- [Given data]

────────────────────

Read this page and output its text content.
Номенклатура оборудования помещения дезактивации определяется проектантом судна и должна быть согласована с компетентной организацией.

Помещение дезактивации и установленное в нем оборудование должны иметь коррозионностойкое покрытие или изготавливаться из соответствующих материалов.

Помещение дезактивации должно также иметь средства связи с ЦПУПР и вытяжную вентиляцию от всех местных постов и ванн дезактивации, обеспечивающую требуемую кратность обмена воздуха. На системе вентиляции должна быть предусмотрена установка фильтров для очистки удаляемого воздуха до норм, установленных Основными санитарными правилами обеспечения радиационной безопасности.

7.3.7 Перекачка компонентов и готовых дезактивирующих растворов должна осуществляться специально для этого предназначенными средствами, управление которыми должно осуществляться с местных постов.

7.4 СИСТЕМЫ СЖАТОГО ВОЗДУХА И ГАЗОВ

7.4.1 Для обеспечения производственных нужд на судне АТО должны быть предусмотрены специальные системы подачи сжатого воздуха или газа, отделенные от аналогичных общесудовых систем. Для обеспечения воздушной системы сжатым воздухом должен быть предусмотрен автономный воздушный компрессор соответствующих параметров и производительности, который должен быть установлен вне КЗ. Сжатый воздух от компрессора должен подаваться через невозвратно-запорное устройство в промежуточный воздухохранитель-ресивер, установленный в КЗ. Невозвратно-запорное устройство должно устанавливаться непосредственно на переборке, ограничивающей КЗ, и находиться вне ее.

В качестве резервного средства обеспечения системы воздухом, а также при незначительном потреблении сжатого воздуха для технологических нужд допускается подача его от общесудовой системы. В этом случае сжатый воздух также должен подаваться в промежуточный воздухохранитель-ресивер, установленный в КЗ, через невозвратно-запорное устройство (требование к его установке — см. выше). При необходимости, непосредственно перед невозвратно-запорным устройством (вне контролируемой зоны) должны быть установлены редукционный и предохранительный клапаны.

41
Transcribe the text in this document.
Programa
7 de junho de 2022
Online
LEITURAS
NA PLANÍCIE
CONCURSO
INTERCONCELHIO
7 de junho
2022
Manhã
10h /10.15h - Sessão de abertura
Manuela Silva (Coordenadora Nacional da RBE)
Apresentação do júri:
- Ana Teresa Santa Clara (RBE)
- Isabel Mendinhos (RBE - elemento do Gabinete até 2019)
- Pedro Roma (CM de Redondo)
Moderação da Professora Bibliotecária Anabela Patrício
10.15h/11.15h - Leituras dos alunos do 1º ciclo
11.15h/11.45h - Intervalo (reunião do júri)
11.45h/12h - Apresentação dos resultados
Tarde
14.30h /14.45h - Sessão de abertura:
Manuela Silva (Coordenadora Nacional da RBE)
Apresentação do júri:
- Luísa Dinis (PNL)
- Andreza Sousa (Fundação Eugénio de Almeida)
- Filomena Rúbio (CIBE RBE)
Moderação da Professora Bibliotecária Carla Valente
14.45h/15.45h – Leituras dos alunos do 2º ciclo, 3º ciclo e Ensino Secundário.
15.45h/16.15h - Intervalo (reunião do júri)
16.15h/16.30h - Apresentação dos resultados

────────────────────

Pick out the lines above containing the word "запорное", then copy them.

- [The completed task]
7.4.1 Для обеспечения производственных нужд на судне АТО должны быть предусмотрены специальные системы подачи сжатого воздуха или газа, отделенные от аналогичных общесудовых систем. Для обеспечения воздушной системы сжатым воздухом должен быть предусмотрен автономный воздушный компрессор соответствующих параметров и производительности, который должен быть установлен вне КЗ. Сжатый воздух от компрессора должен подаваться через невозвратно-запорное устройство в промежуточный воздухохранитель-ресивер, установленный в КЗ. Невозвратно-запорное устройство должно устанавливаться непосредственно на переборке, ограничивающей КЗ, и находиться вне ее.
В качестве резервного средства обеспечения системы воздухом, а также при незначительном потреблении сжатого воздуха для технологических нужд допускается подача его от общесудовой системы. В этом случае сжатый воздух также должен подаваться в промежуточный воздухохранитель-ресивер, установленный в КЗ, через невозвратно-запорное устройство (требование к его установке — см. выше). При необходимости, непосредственно перед невозвратно-запорным устройством (вне контролируемой зоны) должны быть установлены редукционный и предохранительный клапаны.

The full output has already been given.